■ Goal
Return every line below as is, leaving out the pictures.
────────
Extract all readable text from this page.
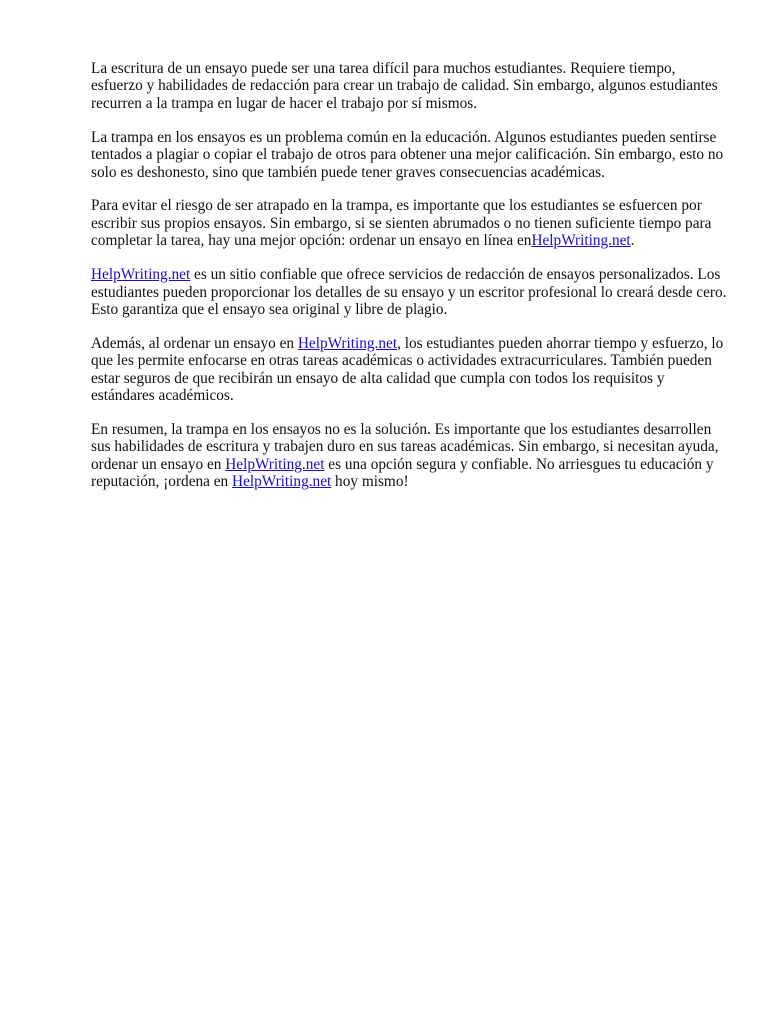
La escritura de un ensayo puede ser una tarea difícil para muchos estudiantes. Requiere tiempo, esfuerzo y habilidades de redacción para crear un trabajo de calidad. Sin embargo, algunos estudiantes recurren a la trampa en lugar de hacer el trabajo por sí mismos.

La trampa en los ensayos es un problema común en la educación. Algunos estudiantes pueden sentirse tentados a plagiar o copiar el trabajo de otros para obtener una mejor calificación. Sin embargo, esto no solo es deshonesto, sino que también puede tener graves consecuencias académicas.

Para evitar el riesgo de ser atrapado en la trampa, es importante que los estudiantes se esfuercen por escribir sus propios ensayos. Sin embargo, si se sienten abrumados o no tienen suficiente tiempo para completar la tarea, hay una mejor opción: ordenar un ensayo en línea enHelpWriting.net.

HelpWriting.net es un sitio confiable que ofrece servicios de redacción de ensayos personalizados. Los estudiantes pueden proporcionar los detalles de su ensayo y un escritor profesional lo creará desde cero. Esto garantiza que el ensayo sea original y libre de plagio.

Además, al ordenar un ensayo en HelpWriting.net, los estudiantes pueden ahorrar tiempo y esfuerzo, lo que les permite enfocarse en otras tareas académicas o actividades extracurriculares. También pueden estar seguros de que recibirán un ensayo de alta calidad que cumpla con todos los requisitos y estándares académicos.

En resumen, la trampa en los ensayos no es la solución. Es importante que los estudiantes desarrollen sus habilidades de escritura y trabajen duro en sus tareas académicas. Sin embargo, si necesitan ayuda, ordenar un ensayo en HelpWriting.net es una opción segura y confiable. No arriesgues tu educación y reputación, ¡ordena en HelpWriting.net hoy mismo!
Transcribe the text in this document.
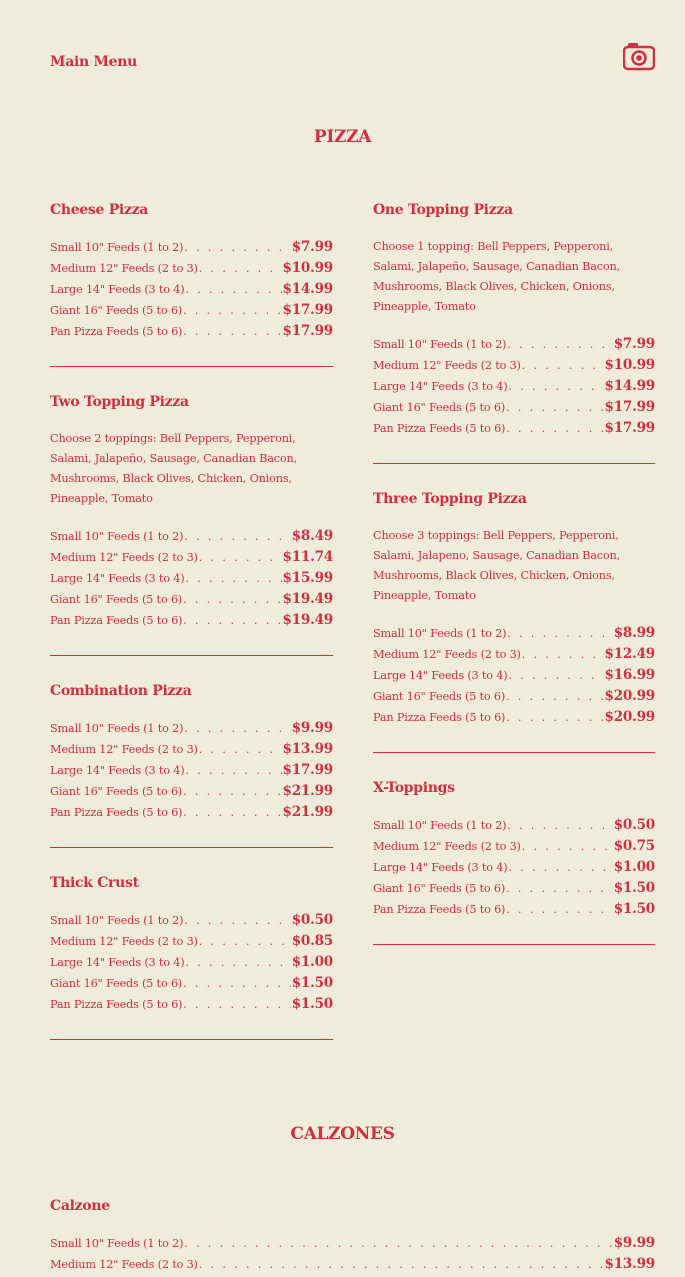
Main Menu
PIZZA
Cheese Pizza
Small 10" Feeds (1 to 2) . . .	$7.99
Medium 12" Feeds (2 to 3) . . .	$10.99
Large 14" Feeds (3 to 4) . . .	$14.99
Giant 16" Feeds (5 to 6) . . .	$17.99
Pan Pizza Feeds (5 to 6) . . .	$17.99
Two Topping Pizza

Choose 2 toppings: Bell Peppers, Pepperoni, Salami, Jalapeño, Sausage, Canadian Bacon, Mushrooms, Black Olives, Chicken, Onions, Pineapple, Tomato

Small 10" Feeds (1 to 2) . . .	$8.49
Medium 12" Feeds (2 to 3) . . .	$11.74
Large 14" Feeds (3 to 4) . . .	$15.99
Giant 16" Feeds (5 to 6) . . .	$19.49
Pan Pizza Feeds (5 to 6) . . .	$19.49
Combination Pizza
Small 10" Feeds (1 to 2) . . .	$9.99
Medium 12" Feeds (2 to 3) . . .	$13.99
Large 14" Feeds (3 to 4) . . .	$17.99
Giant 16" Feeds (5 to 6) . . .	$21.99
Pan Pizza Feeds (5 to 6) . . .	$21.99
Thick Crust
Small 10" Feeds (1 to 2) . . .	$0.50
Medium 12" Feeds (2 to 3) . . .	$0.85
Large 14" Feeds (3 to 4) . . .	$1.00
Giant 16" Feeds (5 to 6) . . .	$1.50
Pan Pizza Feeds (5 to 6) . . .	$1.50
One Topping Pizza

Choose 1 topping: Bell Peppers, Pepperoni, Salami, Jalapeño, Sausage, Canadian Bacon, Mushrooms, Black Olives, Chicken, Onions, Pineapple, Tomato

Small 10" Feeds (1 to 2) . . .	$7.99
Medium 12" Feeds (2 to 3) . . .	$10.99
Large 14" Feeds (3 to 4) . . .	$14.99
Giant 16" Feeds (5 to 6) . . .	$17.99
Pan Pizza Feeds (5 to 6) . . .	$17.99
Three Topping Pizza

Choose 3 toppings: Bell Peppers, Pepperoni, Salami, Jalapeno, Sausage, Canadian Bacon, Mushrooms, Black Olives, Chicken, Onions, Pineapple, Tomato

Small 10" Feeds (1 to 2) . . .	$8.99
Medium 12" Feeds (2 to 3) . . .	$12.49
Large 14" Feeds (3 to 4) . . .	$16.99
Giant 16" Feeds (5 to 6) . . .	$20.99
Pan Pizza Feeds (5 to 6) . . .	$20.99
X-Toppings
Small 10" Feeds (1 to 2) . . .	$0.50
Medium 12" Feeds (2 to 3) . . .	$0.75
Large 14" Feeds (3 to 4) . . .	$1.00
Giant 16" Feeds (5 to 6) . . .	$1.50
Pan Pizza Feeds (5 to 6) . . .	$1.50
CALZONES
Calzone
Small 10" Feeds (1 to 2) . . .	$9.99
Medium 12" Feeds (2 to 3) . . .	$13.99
────────
■ Correct result
Extract all readable text from this page.
La escritura de un ensayo puede ser una tarea difícil para muchos estudiantes. Requiere tiempo, esfuerzo y habilidades de redacción para crear un trabajo de calidad. Sin embargo, algunos estudiantes recurren a la trampa en lugar de hacer el trabajo por sí mismos.

La trampa en los ensayos es un problema común en la educación. Algunos estudiantes pueden sentirse tentados a plagiar o copiar el trabajo de otros para obtener una mejor calificación. Sin embargo, esto no solo es deshonesto, sino que también puede tener graves consecuencias académicas.

Para evitar el riesgo de ser atrapado en la trampa, es importante que los estudiantes se esfuercen por escribir sus propios ensayos. Sin embargo, si se sienten abrumados o no tienen suficiente tiempo para completar la tarea, hay una mejor opción: ordenar un ensayo en línea enHelpWriting.net.

HelpWriting.net es un sitio confiable que ofrece servicios de redacción de ensayos personalizados. Los estudiantes pueden proporcionar los detalles de su ensayo y un escritor profesional lo creará desde cero. Esto garantiza que el ensayo sea original y libre de plagio.

Además, al ordenar un ensayo en HelpWriting.net, los estudiantes pueden ahorrar tiempo y esfuerzo, lo que les permite enfocarse en otras tareas académicas o actividades extracurriculares. También pueden estar seguros de que recibirán un ensayo de alta calidad que cumpla con todos los requisitos y estándares académicos.

En resumen, la trampa en los ensayos no es la solución. Es importante que los estudiantes desarrollen sus habilidades de escritura y trabajen duro en sus tareas académicas. Sin embargo, si necesitan ayuda, ordenar un ensayo en HelpWriting.net es una opción segura y confiable. No arriesgues tu educación y reputación, ¡ordena en HelpWriting.net hoy mismo!
Transcribe the text in this document.
Main Menu
PIZZA
Cheese Pizza
Small 10" Feeds (1 to 2) . . .	$7.99
Medium 12" Feeds (2 to 3) . . .	$10.99
Large 14" Feeds (3 to 4) . . .	$14.99
Giant 16" Feeds (5 to 6) . . .	$17.99
Pan Pizza Feeds (5 to 6) . . .	$17.99
Two Topping Pizza

Choose 2 toppings: Bell Peppers, Pepperoni, Salami, Jalapeño, Sausage, Canadian Bacon, Mushrooms, Black Olives, Chicken, Onions, Pineapple, Tomato

Small 10" Feeds (1 to 2) . . .	$8.49
Medium 12" Feeds (2 to 3) . . .	$11.74
Large 14" Feeds (3 to 4) . . .	$15.99
Giant 16" Feeds (5 to 6) . . .	$19.49
Pan Pizza Feeds (5 to 6) . . .	$19.49
Combination Pizza
Small 10" Feeds (1 to 2) . . .	$9.99
Medium 12" Feeds (2 to 3) . . .	$13.99
Large 14" Feeds (3 to 4) . . .	$17.99
Giant 16" Feeds (5 to 6) . . .	$21.99
Pan Pizza Feeds (5 to 6) . . .	$21.99
Thick Crust
Small 10" Feeds (1 to 2) . . .	$0.50
Medium 12" Feeds (2 to 3) . . .	$0.85
Large 14" Feeds (3 to 4) . . .	$1.00
Giant 16" Feeds (5 to 6) . . .	$1.50
Pan Pizza Feeds (5 to 6) . . .	$1.50
One Topping Pizza

Choose 1 topping: Bell Peppers, Pepperoni, Salami, Jalapeño, Sausage, Canadian Bacon, Mushrooms, Black Olives, Chicken, Onions, Pineapple, Tomato

Small 10" Feeds (1 to 2) . . .	$7.99
Medium 12" Feeds (2 to 3) . . .	$10.99
Large 14" Feeds (3 to 4) . . .	$14.99
Giant 16" Feeds (5 to 6) . . .	$17.99
Pan Pizza Feeds (5 to 6) . . .	$17.99
Three Topping Pizza

Choose 3 toppings: Bell Peppers, Pepperoni, Salami, Jalapeno, Sausage, Canadian Bacon, Mushrooms, Black Olives, Chicken, Onions, Pineapple, Tomato

Small 10" Feeds (1 to 2) . . .	$8.99
Medium 12" Feeds (2 to 3) . . .	$12.49
Large 14" Feeds (3 to 4) . . .	$16.99
Giant 16" Feeds (5 to 6) . . .	$20.99
Pan Pizza Feeds (5 to 6) . . .	$20.99
X-Toppings
Small 10" Feeds (1 to 2) . . .	$0.50
Medium 12" Feeds (2 to 3) . . .	$0.75
Large 14" Feeds (3 to 4) . . .	$1.00
Giant 16" Feeds (5 to 6) . . .	$1.50
Pan Pizza Feeds (5 to 6) . . .	$1.50
CALZONES
Calzone
Small 10" Feeds (1 to 2) . . .	$9.99
Medium 12" Feeds (2 to 3) . . .	$13.99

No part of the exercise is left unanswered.